== AIM OF THE EXERCISE ==
Drop the pictures, then extract the listing word for word.

=== DATA EXCERPTS ===

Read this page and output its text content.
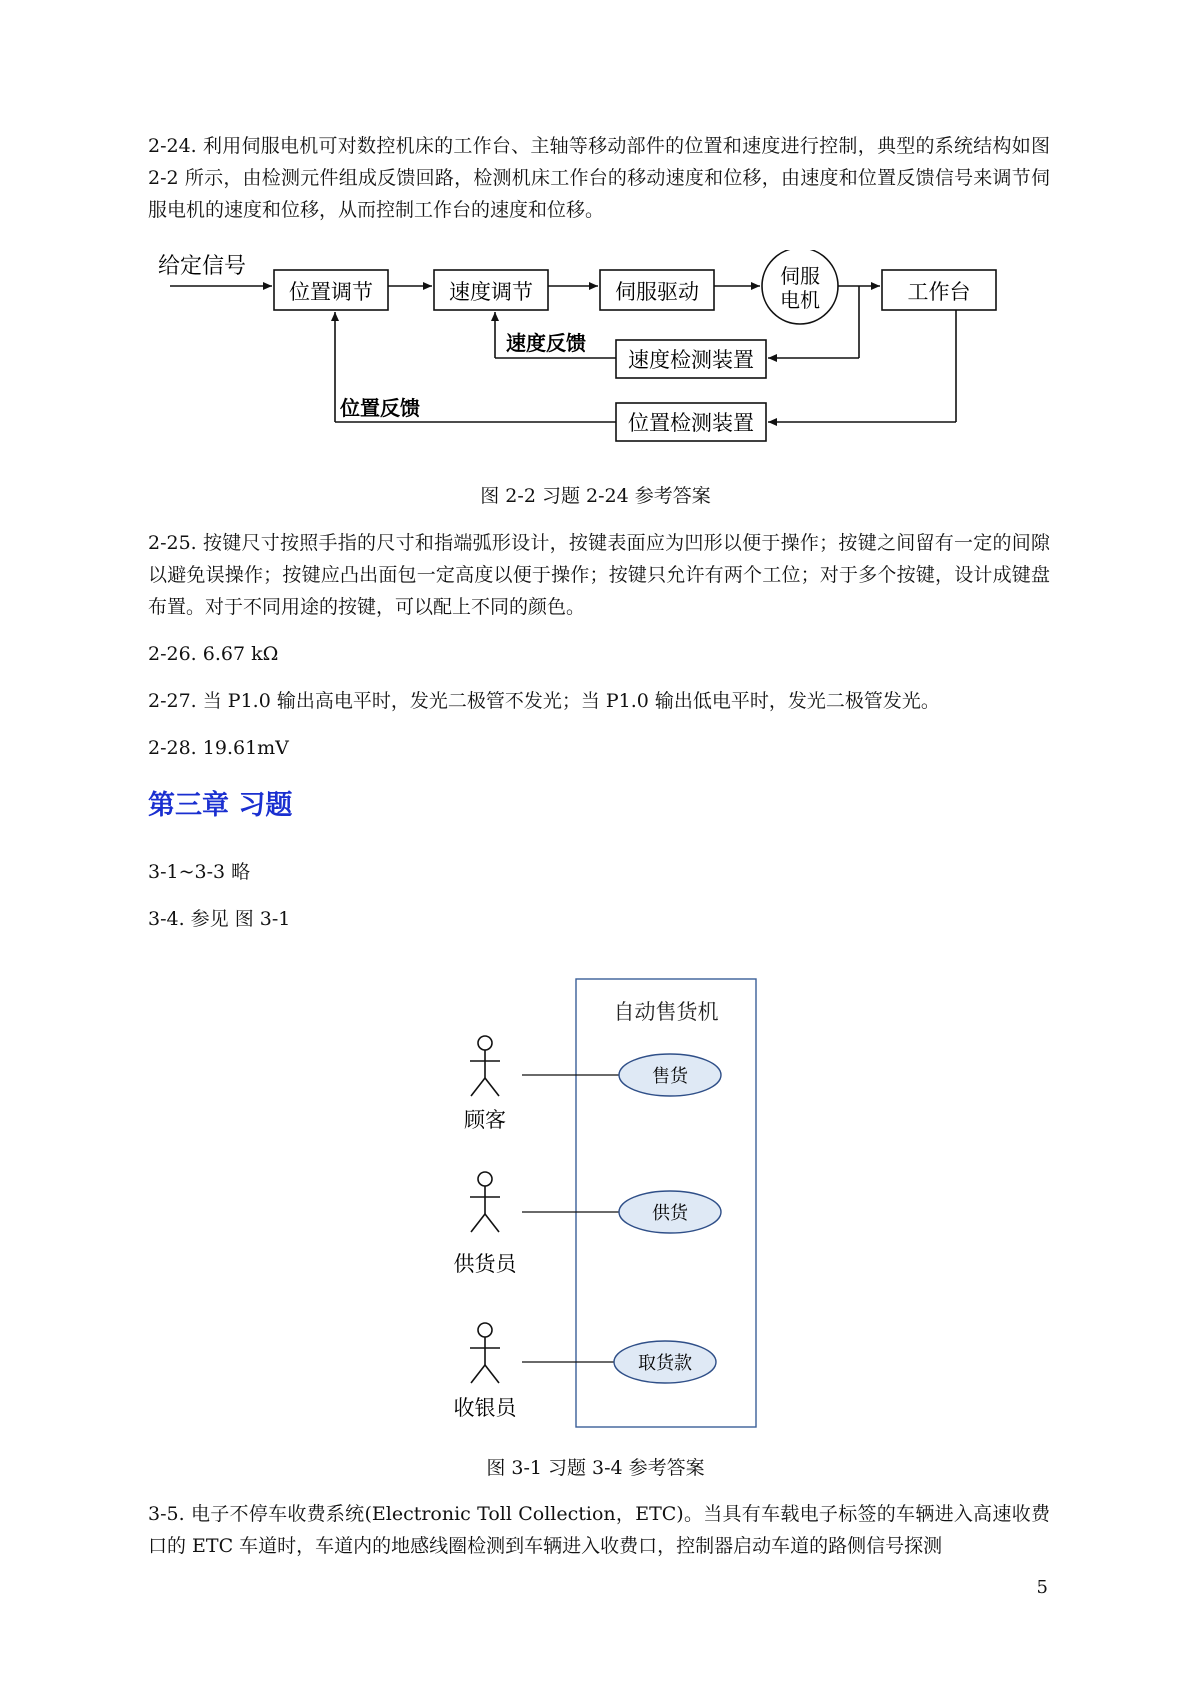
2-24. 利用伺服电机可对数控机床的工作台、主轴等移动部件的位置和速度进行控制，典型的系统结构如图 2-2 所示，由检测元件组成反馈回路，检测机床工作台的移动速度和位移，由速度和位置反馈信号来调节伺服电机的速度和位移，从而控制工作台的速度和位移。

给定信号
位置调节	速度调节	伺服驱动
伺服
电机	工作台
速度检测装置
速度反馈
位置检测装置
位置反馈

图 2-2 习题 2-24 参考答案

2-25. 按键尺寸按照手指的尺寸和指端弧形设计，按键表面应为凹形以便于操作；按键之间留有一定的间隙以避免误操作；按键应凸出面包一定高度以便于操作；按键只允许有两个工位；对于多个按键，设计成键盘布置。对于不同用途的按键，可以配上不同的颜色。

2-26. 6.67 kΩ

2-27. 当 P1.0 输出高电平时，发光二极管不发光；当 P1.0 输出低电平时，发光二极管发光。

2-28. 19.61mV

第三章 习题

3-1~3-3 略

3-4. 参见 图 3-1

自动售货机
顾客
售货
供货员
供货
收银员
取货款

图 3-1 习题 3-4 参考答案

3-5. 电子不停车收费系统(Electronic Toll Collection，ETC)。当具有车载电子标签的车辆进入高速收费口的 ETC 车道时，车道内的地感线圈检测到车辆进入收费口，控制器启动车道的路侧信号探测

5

===

== RESULT OF THE TASK ==
Read this page and output its text content.
2-24. 利用伺服电机可对数控机床的工作台、主轴等移动部件的位置和速度进行控制，典型的系统结构如图 2-2 所示，由检测元件组成反馈回路，检测机床工作台的移动速度和位移，由速度和位置反馈信号来调节伺服电机的速度和位移，从而控制工作台的速度和位移。

给定信号
位置调节	速度调节	伺服驱动
伺服
电机	工作台
速度检测装置
速度反馈
位置检测装置
位置反馈

图 2-2 习题 2-24 参考答案

2-25. 按键尺寸按照手指的尺寸和指端弧形设计，按键表面应为凹形以便于操作；按键之间留有一定的间隙以避免误操作；按键应凸出面包一定高度以便于操作；按键只允许有两个工位；对于多个按键，设计成键盘布置。对于不同用途的按键，可以配上不同的颜色。

2-26. 6.67 kΩ

2-27. 当 P1.0 输出高电平时，发光二极管不发光；当 P1.0 输出低电平时，发光二极管发光。

2-28. 19.61mV

第三章 习题

3-1~3-3 略

3-4. 参见 图 3-1

自动售货机
顾客
售货
供货员
供货
收银员
取货款

图 3-1 习题 3-4 参考答案

3-5. 电子不停车收费系统(Electronic Toll Collection，ETC)。当具有车载电子标签的车辆进入高速收费口的 ETC 车道时，车道内的地感线圈检测到车辆进入收费口，控制器启动车道的路侧信号探测

5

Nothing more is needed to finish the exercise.